**Written request:**
The listing below is to be output in its exact form.

**Exercise inputs:**

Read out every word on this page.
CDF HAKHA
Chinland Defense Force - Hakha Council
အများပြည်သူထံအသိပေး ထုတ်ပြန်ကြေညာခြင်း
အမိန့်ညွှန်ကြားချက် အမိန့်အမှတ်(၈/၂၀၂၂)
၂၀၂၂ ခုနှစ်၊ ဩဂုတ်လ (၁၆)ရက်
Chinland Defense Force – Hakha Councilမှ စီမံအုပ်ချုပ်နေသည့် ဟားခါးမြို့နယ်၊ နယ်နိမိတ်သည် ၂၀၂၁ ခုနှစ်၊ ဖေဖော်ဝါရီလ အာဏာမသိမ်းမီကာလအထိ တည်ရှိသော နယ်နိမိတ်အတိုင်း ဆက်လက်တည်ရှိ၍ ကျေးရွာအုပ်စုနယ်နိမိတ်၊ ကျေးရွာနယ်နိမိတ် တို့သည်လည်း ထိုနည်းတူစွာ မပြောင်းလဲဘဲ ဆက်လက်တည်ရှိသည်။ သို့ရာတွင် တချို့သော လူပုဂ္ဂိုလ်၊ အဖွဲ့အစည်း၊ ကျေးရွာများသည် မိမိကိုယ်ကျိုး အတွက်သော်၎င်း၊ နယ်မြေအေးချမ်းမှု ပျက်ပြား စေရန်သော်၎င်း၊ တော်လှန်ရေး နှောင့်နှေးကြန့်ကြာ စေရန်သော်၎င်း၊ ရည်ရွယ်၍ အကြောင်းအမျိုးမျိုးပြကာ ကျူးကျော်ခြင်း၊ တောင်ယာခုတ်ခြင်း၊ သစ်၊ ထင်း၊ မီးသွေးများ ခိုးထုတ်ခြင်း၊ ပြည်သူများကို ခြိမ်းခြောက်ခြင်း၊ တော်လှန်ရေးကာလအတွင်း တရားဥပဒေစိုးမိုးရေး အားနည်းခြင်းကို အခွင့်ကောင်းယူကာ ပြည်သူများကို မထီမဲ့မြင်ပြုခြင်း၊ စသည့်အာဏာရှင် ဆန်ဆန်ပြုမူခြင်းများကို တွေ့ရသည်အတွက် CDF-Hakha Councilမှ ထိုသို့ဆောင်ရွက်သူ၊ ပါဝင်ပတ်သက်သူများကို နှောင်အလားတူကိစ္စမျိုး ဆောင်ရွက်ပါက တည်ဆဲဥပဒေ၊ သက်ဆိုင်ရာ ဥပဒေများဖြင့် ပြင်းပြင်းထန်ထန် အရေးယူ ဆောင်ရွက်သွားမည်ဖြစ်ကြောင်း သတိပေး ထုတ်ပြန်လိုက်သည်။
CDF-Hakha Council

**Task output:**
Read out every word on this page.
CDF HAKHA
Chinland Defense Force - Hakha Council
အများပြည်သူထံအသိပေး ထုတ်ပြန်ကြေညာခြင်း
အမိန့်ညွှန်ကြားချက် အမိန့်အမှတ်(၈/၂၀၂၂)
၂၀၂၂ ခုနှစ်၊ ဩဂုတ်လ (၁၆)ရက်
Chinland Defense Force – Hakha Councilမှ စီမံအုပ်ချုပ်နေသည့် ဟားခါးမြို့နယ်၊ နယ်နိမိတ်သည် ၂၀၂၁ ခုနှစ်၊ ဖေဖော်ဝါရီလ အာဏာမသိမ်းမီကာလအထိ တည်ရှိသော နယ်နိမိတ်အတိုင်း ဆက်လက်တည်ရှိ၍ ကျေးရွာအုပ်စုနယ်နိမိတ်၊ ကျေးရွာနယ်နိမိတ် တို့သည်လည်း ထိုနည်းတူစွာ မပြောင်းလဲဘဲ ဆက်လက်တည်ရှိသည်။ သို့ရာတွင် တချို့သော လူပုဂ္ဂိုလ်၊ အဖွဲ့အစည်း၊ ကျေးရွာများသည် မိမိကိုယ်ကျိုး အတွက်သော်၎င်း၊ နယ်မြေအေးချမ်းမှု ပျက်ပြား စေရန်သော်၎င်း၊ တော်လှန်ရေး နှောင့်နှေးကြန့်ကြာ စေရန်သော်၎င်း၊ ရည်ရွယ်၍ အကြောင်းအမျိုးမျိုးပြကာ ကျူးကျော်ခြင်း၊ တောင်ယာခုတ်ခြင်း၊ သစ်၊ ထင်း၊ မီးသွေးများ ခိုးထုတ်ခြင်း၊ ပြည်သူများကို ခြိမ်းခြောက်ခြင်း၊ တော်လှန်ရေးကာလအတွင်း တရားဥပဒေစိုးမိုးရေး အားနည်းခြင်းကို အခွင့်ကောင်းယူကာ ပြည်သူများကို မထီမဲ့မြင်ပြုခြင်း၊ စသည့်အာဏာရှင် ဆန်ဆန်ပြုမူခြင်းများကို တွေ့ရသည်အတွက် CDF-Hakha Councilမှ ထိုသို့ဆောင်ရွက်သူ၊ ပါဝင်ပတ်သက်သူများကို နှောင်အလားတူကိစ္စမျိုး ဆောင်ရွက်ပါက တည်ဆဲဥပဒေ၊ သက်ဆိုင်ရာ ဥပဒေများဖြင့် ပြင်းပြင်းထန်ထန် အရေးယူ ဆောင်ရွက်သွားမည်ဖြစ်ကြောင်း သတိပေး ထုတ်ပြန်လိုက်သည်။
CDF-Hakha Council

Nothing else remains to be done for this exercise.